(Stored data)
• • •
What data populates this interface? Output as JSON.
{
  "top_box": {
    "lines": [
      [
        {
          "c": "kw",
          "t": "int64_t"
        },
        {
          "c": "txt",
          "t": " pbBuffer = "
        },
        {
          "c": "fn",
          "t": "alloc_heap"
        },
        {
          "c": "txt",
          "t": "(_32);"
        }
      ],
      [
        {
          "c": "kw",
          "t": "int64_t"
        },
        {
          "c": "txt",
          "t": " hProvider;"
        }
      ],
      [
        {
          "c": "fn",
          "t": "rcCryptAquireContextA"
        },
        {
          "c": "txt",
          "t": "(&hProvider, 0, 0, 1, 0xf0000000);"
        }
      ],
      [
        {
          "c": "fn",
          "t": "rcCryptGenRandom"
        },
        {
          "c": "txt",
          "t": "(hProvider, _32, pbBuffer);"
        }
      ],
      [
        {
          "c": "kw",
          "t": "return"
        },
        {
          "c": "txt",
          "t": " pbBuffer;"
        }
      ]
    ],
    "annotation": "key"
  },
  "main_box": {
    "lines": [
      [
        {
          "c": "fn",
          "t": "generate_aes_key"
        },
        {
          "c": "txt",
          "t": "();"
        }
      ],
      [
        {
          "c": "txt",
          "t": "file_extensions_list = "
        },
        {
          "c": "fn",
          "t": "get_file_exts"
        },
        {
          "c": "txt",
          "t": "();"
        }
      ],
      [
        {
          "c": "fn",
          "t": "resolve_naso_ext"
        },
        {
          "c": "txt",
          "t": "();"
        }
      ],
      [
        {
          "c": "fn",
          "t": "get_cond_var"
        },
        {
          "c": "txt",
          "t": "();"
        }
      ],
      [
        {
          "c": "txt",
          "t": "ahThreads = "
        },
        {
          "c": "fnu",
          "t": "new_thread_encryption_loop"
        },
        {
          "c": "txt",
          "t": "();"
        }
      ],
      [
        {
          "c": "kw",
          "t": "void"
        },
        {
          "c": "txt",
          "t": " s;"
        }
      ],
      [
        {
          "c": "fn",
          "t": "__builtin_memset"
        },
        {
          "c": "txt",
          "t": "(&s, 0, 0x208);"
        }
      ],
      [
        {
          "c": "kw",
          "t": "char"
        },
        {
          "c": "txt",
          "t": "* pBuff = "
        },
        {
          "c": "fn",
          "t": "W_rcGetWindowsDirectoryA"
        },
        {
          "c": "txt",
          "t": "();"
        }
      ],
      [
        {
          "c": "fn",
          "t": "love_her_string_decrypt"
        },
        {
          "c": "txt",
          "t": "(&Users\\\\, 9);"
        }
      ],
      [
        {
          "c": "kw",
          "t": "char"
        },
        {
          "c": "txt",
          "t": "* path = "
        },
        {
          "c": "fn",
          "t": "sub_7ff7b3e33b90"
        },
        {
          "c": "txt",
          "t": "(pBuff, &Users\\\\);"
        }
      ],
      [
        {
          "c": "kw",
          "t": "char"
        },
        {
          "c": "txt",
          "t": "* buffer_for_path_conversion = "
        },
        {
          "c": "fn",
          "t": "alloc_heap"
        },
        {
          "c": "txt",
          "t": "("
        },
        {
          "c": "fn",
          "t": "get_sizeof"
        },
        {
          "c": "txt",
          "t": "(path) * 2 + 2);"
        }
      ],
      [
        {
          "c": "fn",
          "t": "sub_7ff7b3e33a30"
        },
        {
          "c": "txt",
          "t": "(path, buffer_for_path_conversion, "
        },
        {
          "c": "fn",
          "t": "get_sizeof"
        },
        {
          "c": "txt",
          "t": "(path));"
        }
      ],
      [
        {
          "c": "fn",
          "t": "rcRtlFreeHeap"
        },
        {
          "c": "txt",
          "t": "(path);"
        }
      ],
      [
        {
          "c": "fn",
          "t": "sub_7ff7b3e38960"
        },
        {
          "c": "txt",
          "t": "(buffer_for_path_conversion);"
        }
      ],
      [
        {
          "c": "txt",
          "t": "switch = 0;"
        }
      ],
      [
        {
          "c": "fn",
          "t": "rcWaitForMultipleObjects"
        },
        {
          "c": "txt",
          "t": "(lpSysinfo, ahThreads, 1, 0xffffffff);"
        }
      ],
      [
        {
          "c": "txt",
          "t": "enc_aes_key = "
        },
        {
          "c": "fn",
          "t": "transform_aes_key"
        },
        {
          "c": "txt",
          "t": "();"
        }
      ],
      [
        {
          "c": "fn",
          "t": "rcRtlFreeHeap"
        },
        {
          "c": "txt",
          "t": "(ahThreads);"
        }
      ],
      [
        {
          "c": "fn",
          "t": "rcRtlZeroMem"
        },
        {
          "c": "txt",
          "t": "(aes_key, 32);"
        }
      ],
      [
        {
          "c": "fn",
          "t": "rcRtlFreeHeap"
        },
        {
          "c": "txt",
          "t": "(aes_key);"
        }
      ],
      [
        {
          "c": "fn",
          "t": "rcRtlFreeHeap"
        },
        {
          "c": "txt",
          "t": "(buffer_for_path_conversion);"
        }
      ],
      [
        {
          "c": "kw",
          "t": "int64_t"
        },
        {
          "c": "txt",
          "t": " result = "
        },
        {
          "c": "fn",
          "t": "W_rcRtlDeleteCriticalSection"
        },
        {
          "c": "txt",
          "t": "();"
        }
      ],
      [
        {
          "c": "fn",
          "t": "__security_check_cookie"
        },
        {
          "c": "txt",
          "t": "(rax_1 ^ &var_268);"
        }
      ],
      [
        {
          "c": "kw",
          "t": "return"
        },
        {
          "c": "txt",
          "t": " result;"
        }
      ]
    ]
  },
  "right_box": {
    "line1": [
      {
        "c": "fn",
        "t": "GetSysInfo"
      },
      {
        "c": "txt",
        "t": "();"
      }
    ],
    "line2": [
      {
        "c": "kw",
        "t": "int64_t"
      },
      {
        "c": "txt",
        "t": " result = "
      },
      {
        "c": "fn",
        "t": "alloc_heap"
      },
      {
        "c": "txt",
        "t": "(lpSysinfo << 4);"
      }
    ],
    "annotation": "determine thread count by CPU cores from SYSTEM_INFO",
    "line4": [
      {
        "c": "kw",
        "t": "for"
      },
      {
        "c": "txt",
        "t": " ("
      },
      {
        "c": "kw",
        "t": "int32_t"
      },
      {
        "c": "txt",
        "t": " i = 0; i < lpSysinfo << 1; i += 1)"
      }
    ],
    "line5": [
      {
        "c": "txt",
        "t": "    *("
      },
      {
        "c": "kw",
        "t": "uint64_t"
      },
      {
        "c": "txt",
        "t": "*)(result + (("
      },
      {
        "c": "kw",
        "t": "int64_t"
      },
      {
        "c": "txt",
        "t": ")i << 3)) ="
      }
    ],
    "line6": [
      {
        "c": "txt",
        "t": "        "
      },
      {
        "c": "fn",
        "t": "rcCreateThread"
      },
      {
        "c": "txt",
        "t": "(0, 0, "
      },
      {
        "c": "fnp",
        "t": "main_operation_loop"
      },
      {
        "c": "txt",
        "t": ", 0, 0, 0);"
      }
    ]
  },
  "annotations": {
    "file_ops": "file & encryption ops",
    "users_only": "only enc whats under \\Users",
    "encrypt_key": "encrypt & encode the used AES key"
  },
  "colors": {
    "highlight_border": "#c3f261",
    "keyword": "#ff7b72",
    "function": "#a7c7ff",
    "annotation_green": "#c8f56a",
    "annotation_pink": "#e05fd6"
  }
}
• • •
Transcribe all entries exactly as they are given.

What data populates this interface? Output as JSON.
{
  "top_box": {
    "lines": [
      [
        {
          "c": "kw",
          "t": "int64_t"
        },
        {
          "c": "txt",
          "t": " pbBuffer = "
        },
        {
          "c": "fn",
          "t": "alloc_heap"
        },
        {
          "c": "txt",
          "t": "(_32);"
        }
      ],
      [
        {
          "c": "kw",
          "t": "int64_t"
        },
        {
          "c": "txt",
          "t": " hProvider;"
        }
      ],
      [
        {
          "c": "fn",
          "t": "rcCryptAquireContextA"
        },
        {
          "c": "txt",
          "t": "(&hProvider, 0, 0, 1, 0xf0000000);"
        }
      ],
      [
        {
          "c": "fn",
          "t": "rcCryptGenRandom"
        },
        {
          "c": "txt",
          "t": "(hProvider, _32, pbBuffer);"
        }
      ],
      [
        {
          "c": "kw",
          "t": "return"
        },
        {
          "c": "txt",
          "t": " pbBuffer;"
        }
      ]
    ],
    "annotation": "key"
  },
  "main_box": {
    "lines": [
      [
        {
          "c": "fn",
          "t": "generate_aes_key"
        },
        {
          "c": "txt",
          "t": "();"
        }
      ],
      [
        {
          "c": "txt",
          "t": "file_extensions_list = "
        },
        {
          "c": "fn",
          "t": "get_file_exts"
        },
        {
          "c": "txt",
          "t": "();"
        }
      ],
      [
        {
          "c": "fn",
          "t": "resolve_naso_ext"
        },
        {
          "c": "txt",
          "t": "();"
        }
      ],
      [
        {
          "c": "fn",
          "t": "get_cond_var"
        },
        {
          "c": "txt",
          "t": "();"
        }
      ],
      [
        {
          "c": "txt",
          "t": "ahThreads = "
        },
        {
          "c": "fnu",
          "t": "new_thread_encryption_loop"
        },
        {
          "c": "txt",
          "t": "();"
        }
      ],
      [
        {
          "c": "kw",
          "t": "void"
        },
        {
          "c": "txt",
          "t": " s;"
        }
      ],
      [
        {
          "c": "fn",
          "t": "__builtin_memset"
        },
        {
          "c": "txt",
          "t": "(&s, 0, 0x208);"
        }
      ],
      [
        {
          "c": "kw",
          "t": "char"
        },
        {
          "c": "txt",
          "t": "* pBuff = "
        },
        {
          "c": "fn",
          "t": "W_rcGetWindowsDirectoryA"
        },
        {
          "c": "txt",
          "t": "();"
        }
      ],
      [
        {
          "c": "fn",
          "t": "love_her_string_decrypt"
        },
        {
          "c": "txt",
          "t": "(&Users\\\\, 9);"
        }
      ],
      [
        {
          "c": "kw",
          "t": "char"
        },
        {
          "c": "txt",
          "t": "* path = "
        },
        {
          "c": "fn",
          "t": "sub_7ff7b3e33b90"
        },
        {
          "c": "txt",
          "t": "(pBuff, &Users\\\\);"
        }
      ],
      [
        {
          "c": "kw",
          "t": "char"
        },
        {
          "c": "txt",
          "t": "* buffer_for_path_conversion = "
        },
        {
          "c": "fn",
          "t": "alloc_heap"
        },
        {
          "c": "txt",
          "t": "("
        },
        {
          "c": "fn",
          "t": "get_sizeof"
        },
        {
          "c": "txt",
          "t": "(path) * 2 + 2);"
        }
      ],
      [
        {
          "c": "fn",
          "t": "sub_7ff7b3e33a30"
        },
        {
          "c": "txt",
          "t": "(path, buffer_for_path_conversion, "
        },
        {
          "c": "fn",
          "t": "get_sizeof"
        },
        {
          "c": "txt",
          "t": "(path));"
        }
      ],
      [
        {
          "c": "fn",
          "t": "rcRtlFreeHeap"
        },
        {
          "c": "txt",
          "t": "(path);"
        }
      ],
      [
        {
          "c": "fn",
          "t": "sub_7ff7b3e38960"
        },
        {
          "c": "txt",
          "t": "(buffer_for_path_conversion);"
        }
      ],
      [
        {
          "c": "txt",
          "t": "switch = 0;"
        }
      ],
      [
        {
          "c": "fn",
          "t": "rcWaitForMultipleObjects"
        },
        {
          "c": "txt",
          "t": "(lpSysinfo, ahThreads, 1, 0xffffffff);"
        }
      ],
      [
        {
          "c": "txt",
          "t": "enc_aes_key = "
        },
        {
          "c": "fn",
          "t": "transform_aes_key"
        },
        {
          "c": "txt",
          "t": "();"
        }
      ],
      [
        {
          "c": "fn",
          "t": "rcRtlFreeHeap"
        },
        {
          "c": "txt",
          "t": "(ahThreads);"
        }
      ],
      [
        {
          "c": "fn",
          "t": "rcRtlZeroMem"
        },
        {
          "c": "txt",
          "t": "(aes_key, 32);"
        }
      ],
      [
        {
          "c": "fn",
          "t": "rcRtlFreeHeap"
        },
        {
          "c": "txt",
          "t": "(aes_key);"
        }
      ],
      [
        {
          "c": "fn",
          "t": "rcRtlFreeHeap"
        },
        {
          "c": "txt",
          "t": "(buffer_for_path_conversion);"
        }
      ],
      [
        {
          "c": "kw",
          "t": "int64_t"
        },
        {
          "c": "txt",
          "t": " result = "
        },
        {
          "c": "fn",
          "t": "W_rcRtlDeleteCriticalSection"
        },
        {
          "c": "txt",
          "t": "();"
        }
      ],
      [
        {
          "c": "fn",
          "t": "__security_check_cookie"
        },
        {
          "c": "txt",
          "t": "(rax_1 ^ &var_268);"
        }
      ],
      [
        {
          "c": "kw",
          "t": "return"
        },
        {
          "c": "txt",
          "t": " result;"
        }
      ]
    ]
  },
  "right_box": {
    "line1": [
      {
        "c": "fn",
        "t": "GetSysInfo"
      },
      {
        "c": "txt",
        "t": "();"
      }
    ],
    "line2": [
      {
        "c": "kw",
        "t": "int64_t"
      },
      {
        "c": "txt",
        "t": " result = "
      },
      {
        "c": "fn",
        "t": "alloc_heap"
      },
      {
        "c": "txt",
        "t": "(lpSysinfo << 4);"
      }
    ],
    "annotation": "determine thread count by CPU cores from SYSTEM_INFO",
    "line4": [
      {
        "c": "kw",
        "t": "for"
      },
      {
        "c": "txt",
        "t": " ("
      },
      {
        "c": "kw",
        "t": "int32_t"
      },
      {
        "c": "txt",
        "t": " i = 0; i < lpSysinfo << 1; i += 1)"
      }
    ],
    "line5": [
      {
        "c": "txt",
        "t": "    *("
      },
      {
        "c": "kw",
        "t": "uint64_t"
      },
      {
        "c": "txt",
        "t": "*)(result + (("
      },
      {
        "c": "kw",
        "t": "int64_t"
      },
      {
        "c": "txt",
        "t": ")i << 3)) ="
      }
    ],
    "line6": [
      {
        "c": "txt",
        "t": "        "
      },
      {
        "c": "fn",
        "t": "rcCreateThread"
      },
      {
        "c": "txt",
        "t": "(0, 0, "
      },
      {
        "c": "fnp",
        "t": "main_operation_loop"
      },
      {
        "c": "txt",
        "t": ", 0, 0, 0);"
      }
    ]
  },
  "annotations": {
    "file_ops": "file & encryption ops",
    "users_only": "only enc whats under \\Users",
    "encrypt_key": "encrypt & encode the used AES key"
  },
  "colors": {
    "highlight_border": "#c3f261",
    "keyword": "#ff7b72",
    "function": "#a7c7ff",
    "annotation_green": "#c8f56a",
    "annotation_pink": "#e05fd6"
  }
}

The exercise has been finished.